[Data for review]

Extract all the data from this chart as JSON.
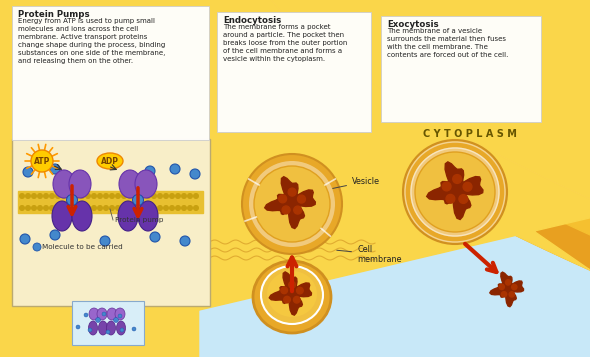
{
  "bg_color": "#FAD64A",
  "light_blue": "#C8E8F8",
  "cytoplasm_label": "C Y T O P L A S M",
  "box1_title": "Protein Pumps",
  "box1_text": "Energy from ATP is used to pump small\nmolecules and ions across the cell\nmembrane. Active transport proteins\nchange shape during the process, binding\nsubstances on one side of the membrane,\nand releasing them on the other.",
  "box2_title": "Endocytosis",
  "box2_text": "The membrane forms a pocket\naround a particle. The pocket then\nbreaks loose from the outer portion\nof the cell membrane and forms a\nvesicle within the cytoplasm.",
  "box3_title": "Exocytosis",
  "box3_text": "The membrane of a vesicle\nsurrounds the material then fuses\nwith the cell membrane. The\ncontents are forced out of the cell.",
  "vesicle_label": "Vesicle",
  "cell_membrane_label": "Cell\nmembrane",
  "protein_pump_label": "Protein pump",
  "molecule_label": "Molecule to be carried",
  "purple_color": "#8855BB",
  "purple_dark": "#6633AA",
  "orange_membrane": "#E8A828",
  "orange_light": "#F5C840",
  "orange_inner": "#F0C040",
  "brown_color": "#8B2500",
  "blue_dot_color": "#4488CC",
  "red_arrow_color": "#CC2200",
  "atp_color": "#FF8800",
  "text_dark": "#222222",
  "text_mid": "#444444"
}
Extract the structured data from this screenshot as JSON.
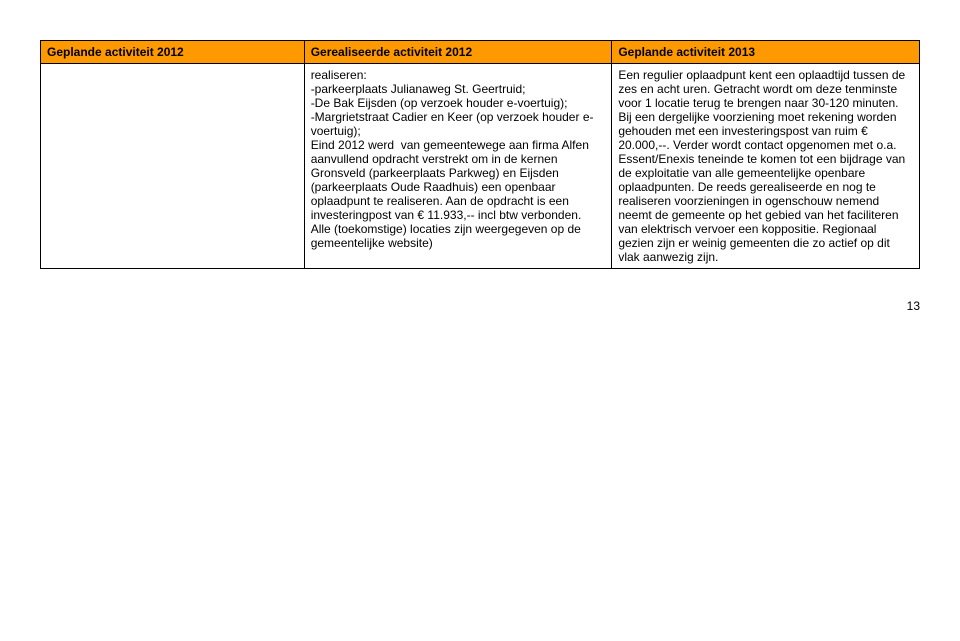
{
  "table": {
    "header_bg": "#ff9900",
    "header_color": "#000000",
    "columns": [
      "Geplande activiteit 2012",
      "Gerealiseerde activiteit 2012",
      "Geplande activiteit 2013"
    ],
    "row": {
      "col1": "",
      "col2": "realiseren:\n-parkeerplaats Julianaweg St. Geertruid;\n-De Bak Eijsden (op verzoek houder e-voertuig);\n-Margrietstraat Cadier en Keer (op verzoek houder e-voertuig);\nEind 2012 werd  van gemeentewege aan firma Alfen aanvullend opdracht verstrekt om in de kernen Gronsveld (parkeerplaats Parkweg) en Eijsden (parkeerplaats Oude Raadhuis) een openbaar oplaadpunt te realiseren. Aan de opdracht is een investeringpost van € 11.933,-- incl btw verbonden.\nAlle (toekomstige) locaties zijn weergegeven op de gemeentelijke website)",
      "col3": "Een regulier oplaadpunt kent een oplaadtijd tussen de zes en acht uren. Getracht wordt om deze tenminste voor 1 locatie terug te brengen naar 30-120 minuten. Bij een dergelijke voorziening moet rekening worden gehouden met een investeringspost van ruim € 20.000,--. Verder wordt contact opgenomen met o.a. Essent/Enexis teneinde te komen tot een bijdrage van de exploitatie van alle gemeentelijke openbare oplaadpunten. De reeds gerealiseerde en nog te realiseren voorzieningen in ogenschouw nemend neemt de gemeente op het gebied van het faciliteren van elektrisch vervoer een koppositie. Regionaal gezien zijn er weinig gemeenten die zo actief op dit vlak aanwezig zijn."
    }
  },
  "page_number": "13"
}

[Work task] Give only the number of lines in the preceding data that include the word "from".

[Your solution] 4